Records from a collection
+-------+

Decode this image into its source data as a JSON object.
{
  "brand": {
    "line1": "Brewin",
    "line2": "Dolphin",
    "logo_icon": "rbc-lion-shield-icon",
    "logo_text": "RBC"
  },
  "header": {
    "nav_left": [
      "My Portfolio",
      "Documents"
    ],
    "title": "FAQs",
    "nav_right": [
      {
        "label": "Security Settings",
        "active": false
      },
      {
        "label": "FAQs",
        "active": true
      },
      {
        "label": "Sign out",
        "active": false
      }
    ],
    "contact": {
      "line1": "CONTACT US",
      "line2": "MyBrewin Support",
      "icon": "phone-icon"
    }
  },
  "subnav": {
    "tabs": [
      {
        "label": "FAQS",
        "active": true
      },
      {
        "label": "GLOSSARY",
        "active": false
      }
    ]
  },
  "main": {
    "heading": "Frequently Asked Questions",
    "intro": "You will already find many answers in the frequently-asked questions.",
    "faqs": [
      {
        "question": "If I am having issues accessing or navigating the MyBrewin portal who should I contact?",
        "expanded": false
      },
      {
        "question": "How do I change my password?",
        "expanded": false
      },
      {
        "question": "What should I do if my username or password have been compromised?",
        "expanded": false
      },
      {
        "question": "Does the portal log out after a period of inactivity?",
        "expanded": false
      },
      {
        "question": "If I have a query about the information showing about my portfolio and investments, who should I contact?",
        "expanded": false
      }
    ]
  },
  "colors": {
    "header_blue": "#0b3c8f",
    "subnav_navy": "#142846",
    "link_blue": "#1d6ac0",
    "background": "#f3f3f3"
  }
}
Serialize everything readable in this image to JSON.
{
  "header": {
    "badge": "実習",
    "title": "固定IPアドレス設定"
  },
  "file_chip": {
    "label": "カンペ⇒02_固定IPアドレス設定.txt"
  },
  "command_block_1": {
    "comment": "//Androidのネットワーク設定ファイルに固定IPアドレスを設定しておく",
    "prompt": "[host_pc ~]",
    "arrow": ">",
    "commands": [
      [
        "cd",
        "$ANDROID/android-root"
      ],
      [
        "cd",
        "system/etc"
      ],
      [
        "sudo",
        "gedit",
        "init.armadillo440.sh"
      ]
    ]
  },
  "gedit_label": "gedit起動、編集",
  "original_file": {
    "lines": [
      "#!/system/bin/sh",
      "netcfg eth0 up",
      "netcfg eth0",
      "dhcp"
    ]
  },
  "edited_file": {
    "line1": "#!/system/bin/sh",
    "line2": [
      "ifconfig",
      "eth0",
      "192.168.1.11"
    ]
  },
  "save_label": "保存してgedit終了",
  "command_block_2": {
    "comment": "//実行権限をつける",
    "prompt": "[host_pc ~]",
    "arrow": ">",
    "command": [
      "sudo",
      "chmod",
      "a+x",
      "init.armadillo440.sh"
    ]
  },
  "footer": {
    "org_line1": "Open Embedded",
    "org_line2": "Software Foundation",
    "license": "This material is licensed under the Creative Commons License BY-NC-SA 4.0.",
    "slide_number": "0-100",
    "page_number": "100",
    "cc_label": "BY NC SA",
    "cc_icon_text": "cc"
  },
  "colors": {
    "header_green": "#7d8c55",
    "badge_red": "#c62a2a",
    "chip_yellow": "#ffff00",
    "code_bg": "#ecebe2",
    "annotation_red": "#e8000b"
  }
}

+-------+

_Instructions for the task:_
Write out every line of the material again, exactly as it reads.

_Answer to the task:_
Decode this image into its source data as a JSON object.
{
  "brand": {
    "line1": "Brewin",
    "line2": "Dolphin",
    "logo_icon": "rbc-lion-shield-icon",
    "logo_text": "RBC"
  },
  "header": {
    "nav_left": [
      "My Portfolio",
      "Documents"
    ],
    "title": "FAQs",
    "nav_right": [
      {
        "label": "Security Settings",
        "active": false
      },
      {
        "label": "FAQs",
        "active": true
      },
      {
        "label": "Sign out",
        "active": false
      }
    ],
    "contact": {
      "line1": "CONTACT US",
      "line2": "MyBrewin Support",
      "icon": "phone-icon"
    }
  },
  "subnav": {
    "tabs": [
      {
        "label": "FAQS",
        "active": true
      },
      {
        "label": "GLOSSARY",
        "active": false
      }
    ]
  },
  "main": {
    "heading": "Frequently Asked Questions",
    "intro": "You will already find many answers in the frequently-asked questions.",
    "faqs": [
      {
        "question": "If I am having issues accessing or navigating the MyBrewin portal who should I contact?",
        "expanded": false
      },
      {
        "question": "How do I change my password?",
        "expanded": false
      },
      {
        "question": "What should I do if my username or password have been compromised?",
        "expanded": false
      },
      {
        "question": "Does the portal log out after a period of inactivity?",
        "expanded": false
      },
      {
        "question": "If I have a query about the information showing about my portfolio and investments, who should I contact?",
        "expanded": false
      }
    ]
  },
  "colors": {
    "header_blue": "#0b3c8f",
    "subnav_navy": "#142846",
    "link_blue": "#1d6ac0",
    "background": "#f3f3f3"
  }
}
Serialize everything readable in this image to JSON.
{
  "header": {
    "badge": "実習",
    "title": "固定IPアドレス設定"
  },
  "file_chip": {
    "label": "カンペ⇒02_固定IPアドレス設定.txt"
  },
  "command_block_1": {
    "comment": "//Androidのネットワーク設定ファイルに固定IPアドレスを設定しておく",
    "prompt": "[host_pc ~]",
    "arrow": ">",
    "commands": [
      [
        "cd",
        "$ANDROID/android-root"
      ],
      [
        "cd",
        "system/etc"
      ],
      [
        "sudo",
        "gedit",
        "init.armadillo440.sh"
      ]
    ]
  },
  "gedit_label": "gedit起動、編集",
  "original_file": {
    "lines": [
      "#!/system/bin/sh",
      "netcfg eth0 up",
      "netcfg eth0",
      "dhcp"
    ]
  },
  "edited_file": {
    "line1": "#!/system/bin/sh",
    "line2": [
      "ifconfig",
      "eth0",
      "192.168.1.11"
    ]
  },
  "save_label": "保存してgedit終了",
  "command_block_2": {
    "comment": "//実行権限をつける",
    "prompt": "[host_pc ~]",
    "arrow": ">",
    "command": [
      "sudo",
      "chmod",
      "a+x",
      "init.armadillo440.sh"
    ]
  },
  "footer": {
    "org_line1": "Open Embedded",
    "org_line2": "Software Foundation",
    "license": "This material is licensed under the Creative Commons License BY-NC-SA 4.0.",
    "slide_number": "0-100",
    "page_number": "100",
    "cc_label": "BY NC SA",
    "cc_icon_text": "cc"
  },
  "colors": {
    "header_green": "#7d8c55",
    "badge_red": "#c62a2a",
    "chip_yellow": "#ffff00",
    "code_bg": "#ecebe2",
    "annotation_red": "#e8000b"
  }
}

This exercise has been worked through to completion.